From the start of the records through the line containing "In FIG. 7, the second", reproduce each line with "alternative embodiments" swapped for "alternate embodiments", leaving everything else unchanged.

____ ENTRIES SHOWN

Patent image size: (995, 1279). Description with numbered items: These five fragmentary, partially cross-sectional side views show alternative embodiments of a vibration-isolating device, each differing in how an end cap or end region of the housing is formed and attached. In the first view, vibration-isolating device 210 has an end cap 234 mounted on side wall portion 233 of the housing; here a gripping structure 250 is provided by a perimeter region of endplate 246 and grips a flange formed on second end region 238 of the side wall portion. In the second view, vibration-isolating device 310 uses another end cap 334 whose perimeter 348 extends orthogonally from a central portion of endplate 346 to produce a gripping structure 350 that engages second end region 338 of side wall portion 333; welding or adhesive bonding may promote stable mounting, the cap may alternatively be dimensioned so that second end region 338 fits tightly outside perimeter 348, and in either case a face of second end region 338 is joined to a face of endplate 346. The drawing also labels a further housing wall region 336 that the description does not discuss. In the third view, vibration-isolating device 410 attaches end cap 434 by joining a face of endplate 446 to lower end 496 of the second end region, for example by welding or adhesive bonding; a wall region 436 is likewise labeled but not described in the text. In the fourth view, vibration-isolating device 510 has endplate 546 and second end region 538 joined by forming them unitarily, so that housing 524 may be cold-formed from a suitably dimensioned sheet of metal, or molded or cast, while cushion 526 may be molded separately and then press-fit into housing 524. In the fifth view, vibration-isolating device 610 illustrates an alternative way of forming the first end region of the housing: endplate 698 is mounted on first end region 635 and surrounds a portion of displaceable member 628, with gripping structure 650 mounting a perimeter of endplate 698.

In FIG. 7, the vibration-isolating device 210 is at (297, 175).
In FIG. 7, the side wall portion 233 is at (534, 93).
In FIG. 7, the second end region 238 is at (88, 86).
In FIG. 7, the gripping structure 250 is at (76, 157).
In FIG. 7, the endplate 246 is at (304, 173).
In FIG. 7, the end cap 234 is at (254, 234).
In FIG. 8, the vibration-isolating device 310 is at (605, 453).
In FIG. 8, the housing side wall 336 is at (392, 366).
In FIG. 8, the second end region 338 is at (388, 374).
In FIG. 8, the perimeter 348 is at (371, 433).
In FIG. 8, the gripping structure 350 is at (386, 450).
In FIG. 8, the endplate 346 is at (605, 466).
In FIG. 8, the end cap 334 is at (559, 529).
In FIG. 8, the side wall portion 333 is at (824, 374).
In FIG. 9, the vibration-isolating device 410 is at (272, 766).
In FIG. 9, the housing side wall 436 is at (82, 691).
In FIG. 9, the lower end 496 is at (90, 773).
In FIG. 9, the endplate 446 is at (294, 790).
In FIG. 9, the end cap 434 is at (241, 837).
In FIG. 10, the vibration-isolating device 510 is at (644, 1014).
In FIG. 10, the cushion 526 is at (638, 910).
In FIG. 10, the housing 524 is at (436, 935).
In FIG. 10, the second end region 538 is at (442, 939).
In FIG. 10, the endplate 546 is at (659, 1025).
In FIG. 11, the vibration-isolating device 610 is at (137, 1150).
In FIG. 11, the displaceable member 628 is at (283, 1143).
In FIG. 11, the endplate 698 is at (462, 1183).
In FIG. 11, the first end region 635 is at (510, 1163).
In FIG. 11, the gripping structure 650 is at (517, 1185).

________

FULL SOLUTION:
Patent image size: (995, 1279). Description with numbered items: These five fragmentary, partially cross-sectional side views show alternate embodiments of a vibration-isolating device, each differing in how an end cap or end region of the housing is formed and attached. In the first view, vibration-isolating device 210 has an end cap 234 mounted on side wall portion 233 of the housing; here a gripping structure 250 is provided by a perimeter region of endplate 246 and grips a flange formed on second end region 238 of the side wall portion. In the second view, vibration-isolating device 310 uses another end cap 334 whose perimeter 348 extends orthogonally from a central portion of endplate 346 to produce a gripping structure 350 that engages second end region 338 of side wall portion 333; welding or adhesive bonding may promote stable mounting, the cap may alternatively be dimensioned so that second end region 338 fits tightly outside perimeter 348, and in either case a face of second end region 338 is joined to a face of endplate 346. The drawing also labels a further housing wall region 336 that the description does not discuss. In the third view, vibration-isolating device 410 attaches end cap 434 by joining a face of endplate 446 to lower end 496 of the second end region, for example by welding or adhesive bonding; a wall region 436 is likewise labeled but not described in the text. In the fourth view, vibration-isolating device 510 has endplate 546 and second end region 538 joined by forming them unitarily, so that housing 524 may be cold-formed from a suitably dimensioned sheet of metal, or molded or cast, while cushion 526 may be molded separately and then press-fit into housing 524. In the fifth view, vibration-isolating device 610 illustrates an alternative way of forming the first end region of the housing: endplate 698 is mounted on first end region 635 and surrounds a portion of displaceable member 628, with gripping structure 650 mounting a perimeter of endplate 698.

In FIG. 7, the vibration-isolating device 210 is at (297, 175).
In FIG. 7, the side wall portion 233 is at (534, 93).
In FIG. 7, the second end region 238 is at (88, 86).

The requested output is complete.